Filter the records below down to lines containing "CLERIVET".

» **RECORDS FOR PROCESSING**
** BEGIN **
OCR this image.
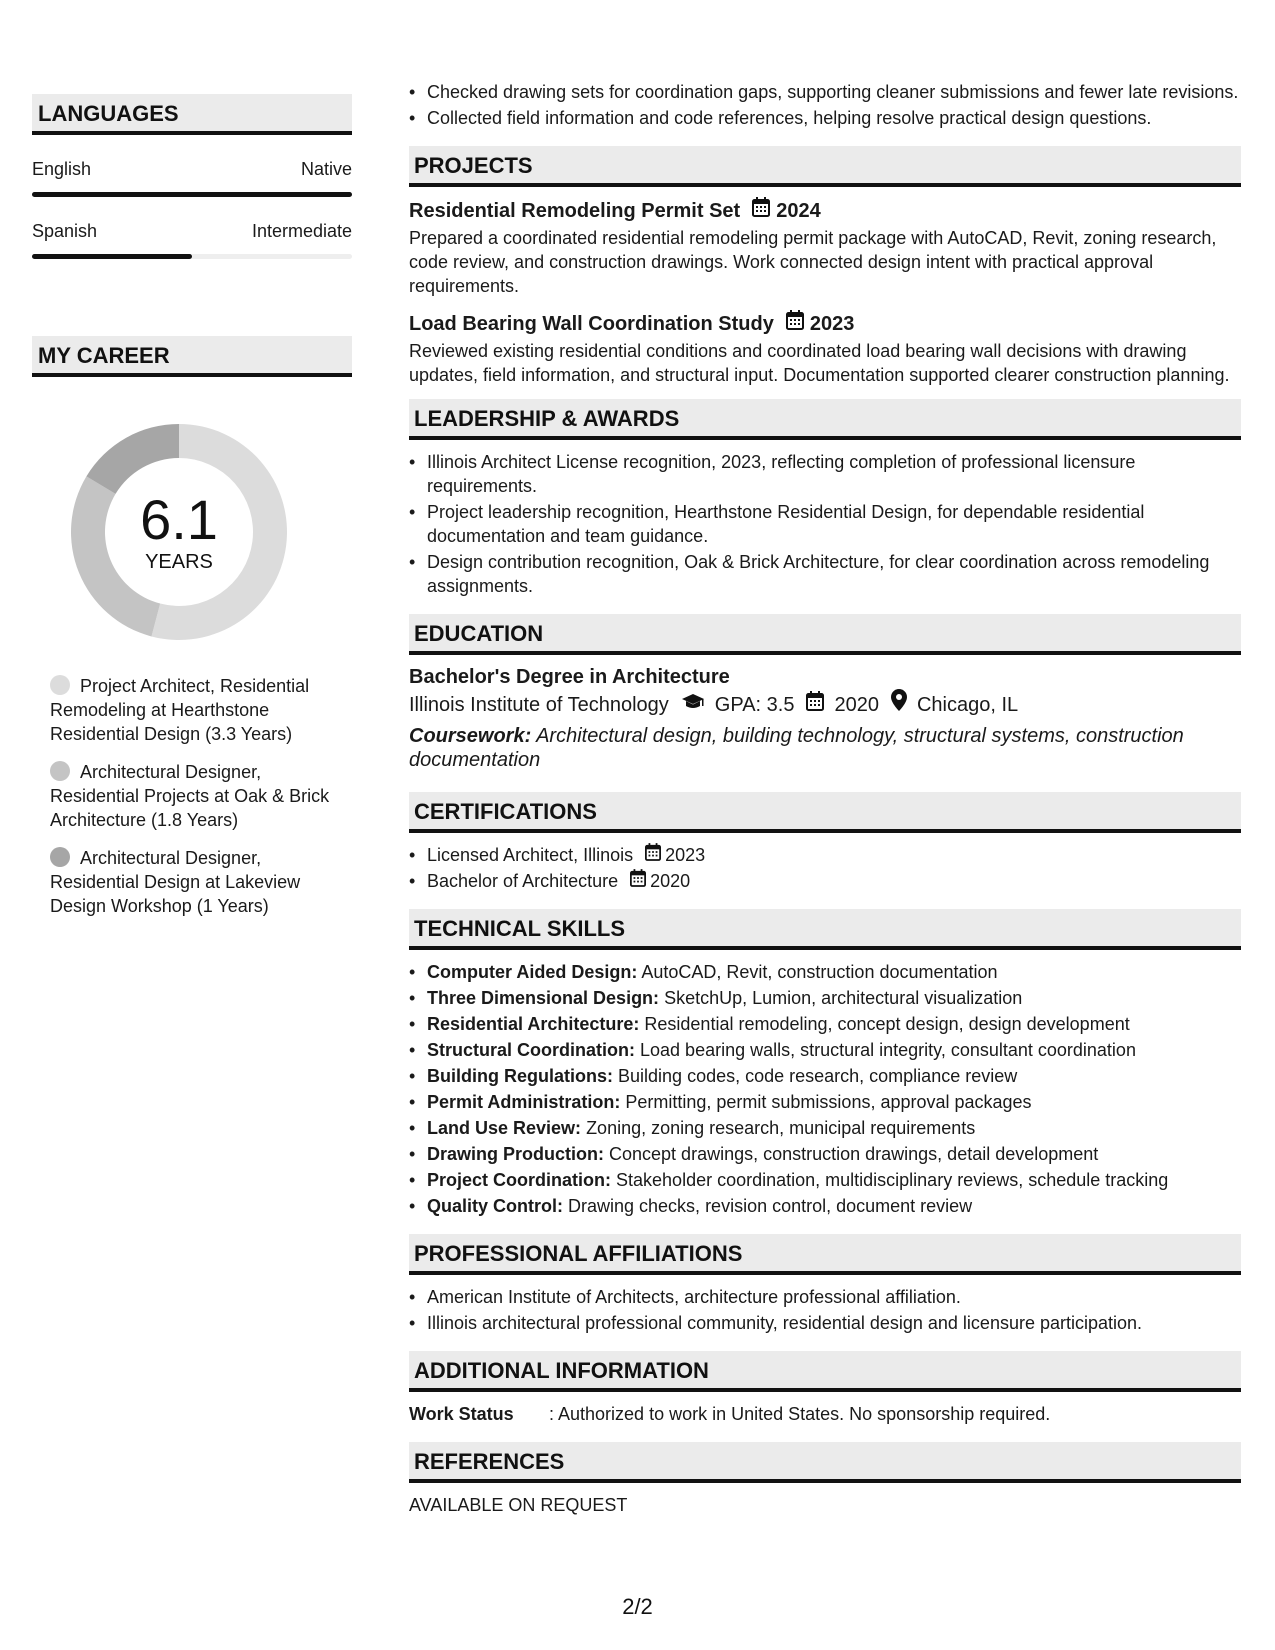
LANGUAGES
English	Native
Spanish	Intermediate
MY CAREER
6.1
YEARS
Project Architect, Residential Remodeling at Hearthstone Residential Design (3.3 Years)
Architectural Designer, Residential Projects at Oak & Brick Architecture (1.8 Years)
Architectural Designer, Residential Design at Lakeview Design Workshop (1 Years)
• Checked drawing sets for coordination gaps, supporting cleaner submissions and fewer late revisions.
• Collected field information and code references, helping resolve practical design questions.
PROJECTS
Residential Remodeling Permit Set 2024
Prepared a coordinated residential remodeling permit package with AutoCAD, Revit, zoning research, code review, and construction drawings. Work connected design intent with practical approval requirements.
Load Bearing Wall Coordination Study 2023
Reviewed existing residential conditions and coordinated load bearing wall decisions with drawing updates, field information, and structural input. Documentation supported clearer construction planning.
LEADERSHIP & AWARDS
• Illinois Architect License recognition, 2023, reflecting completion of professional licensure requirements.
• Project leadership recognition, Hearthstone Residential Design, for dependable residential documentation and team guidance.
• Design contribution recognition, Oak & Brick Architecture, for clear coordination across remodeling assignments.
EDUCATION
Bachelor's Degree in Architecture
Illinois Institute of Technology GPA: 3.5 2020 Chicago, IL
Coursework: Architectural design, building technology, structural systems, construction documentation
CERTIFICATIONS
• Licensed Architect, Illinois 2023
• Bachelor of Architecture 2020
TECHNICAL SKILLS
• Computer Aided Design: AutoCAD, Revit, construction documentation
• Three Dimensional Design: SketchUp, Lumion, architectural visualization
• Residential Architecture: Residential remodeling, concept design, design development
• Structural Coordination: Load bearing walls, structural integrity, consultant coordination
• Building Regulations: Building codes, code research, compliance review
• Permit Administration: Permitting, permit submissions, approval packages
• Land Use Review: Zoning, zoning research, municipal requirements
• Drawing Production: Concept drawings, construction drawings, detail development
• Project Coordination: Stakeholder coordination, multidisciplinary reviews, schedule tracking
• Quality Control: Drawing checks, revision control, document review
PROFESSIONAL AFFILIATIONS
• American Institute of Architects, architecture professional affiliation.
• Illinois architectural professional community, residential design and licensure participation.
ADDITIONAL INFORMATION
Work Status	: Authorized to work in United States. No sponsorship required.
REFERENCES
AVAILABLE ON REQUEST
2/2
** END **
** BEGIN **
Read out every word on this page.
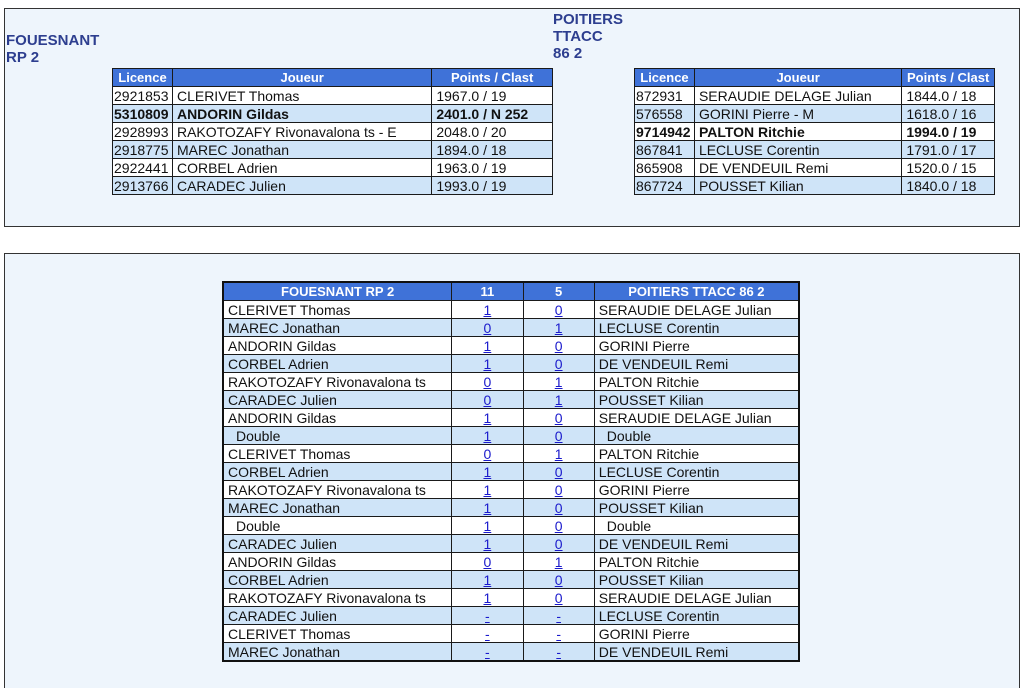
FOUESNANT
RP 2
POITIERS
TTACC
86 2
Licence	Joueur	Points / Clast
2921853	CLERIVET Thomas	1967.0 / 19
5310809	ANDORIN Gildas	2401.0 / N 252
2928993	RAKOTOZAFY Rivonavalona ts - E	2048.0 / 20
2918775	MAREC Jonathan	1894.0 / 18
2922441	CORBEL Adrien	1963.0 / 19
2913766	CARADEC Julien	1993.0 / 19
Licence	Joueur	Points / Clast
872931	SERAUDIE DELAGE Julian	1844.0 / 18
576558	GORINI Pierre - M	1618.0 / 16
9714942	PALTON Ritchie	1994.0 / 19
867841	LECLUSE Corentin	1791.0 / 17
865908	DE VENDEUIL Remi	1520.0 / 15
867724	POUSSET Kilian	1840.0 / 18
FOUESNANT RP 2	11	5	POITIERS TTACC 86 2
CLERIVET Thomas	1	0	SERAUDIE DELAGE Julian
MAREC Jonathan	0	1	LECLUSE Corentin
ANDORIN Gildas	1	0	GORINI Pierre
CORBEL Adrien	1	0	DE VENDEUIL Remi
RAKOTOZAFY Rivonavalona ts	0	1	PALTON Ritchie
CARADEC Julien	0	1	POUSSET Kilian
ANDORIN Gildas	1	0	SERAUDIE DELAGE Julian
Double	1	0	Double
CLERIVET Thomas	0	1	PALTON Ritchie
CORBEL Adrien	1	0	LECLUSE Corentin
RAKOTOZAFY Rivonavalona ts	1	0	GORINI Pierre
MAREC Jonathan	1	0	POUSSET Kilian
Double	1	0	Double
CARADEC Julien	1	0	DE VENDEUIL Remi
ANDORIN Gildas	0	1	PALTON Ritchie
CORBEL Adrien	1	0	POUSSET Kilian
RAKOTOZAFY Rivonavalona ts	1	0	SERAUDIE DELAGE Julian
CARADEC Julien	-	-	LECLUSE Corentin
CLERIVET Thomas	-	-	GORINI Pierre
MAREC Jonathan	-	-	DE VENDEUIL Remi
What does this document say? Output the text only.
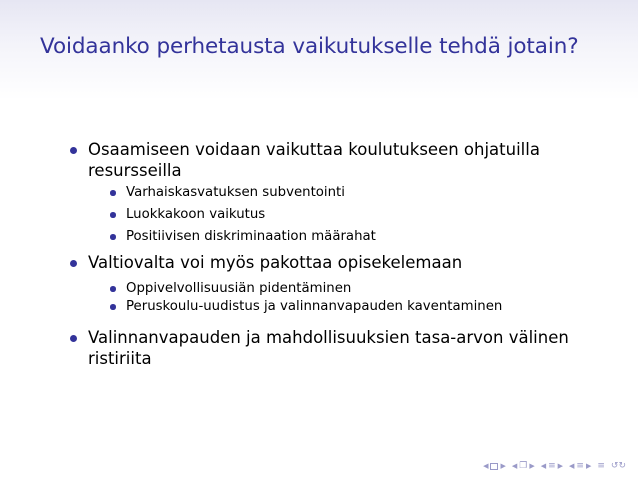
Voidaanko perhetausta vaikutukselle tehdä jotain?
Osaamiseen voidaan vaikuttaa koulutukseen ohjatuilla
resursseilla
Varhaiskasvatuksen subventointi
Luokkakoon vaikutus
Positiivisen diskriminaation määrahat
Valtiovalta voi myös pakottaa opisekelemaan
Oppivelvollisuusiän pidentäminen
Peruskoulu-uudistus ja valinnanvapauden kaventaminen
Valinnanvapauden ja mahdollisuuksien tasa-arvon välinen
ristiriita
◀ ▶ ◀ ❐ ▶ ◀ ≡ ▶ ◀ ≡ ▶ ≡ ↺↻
** END **
» **OUTPUT**
2921853	CLERIVET Thomas	1967.0 / 19
CLERIVET Thomas	1	0	SERAUDIE DELAGE Julian
CLERIVET Thomas	0	1	PALTON Ritchie
CLERIVET Thomas	-	-	GORINI Pierre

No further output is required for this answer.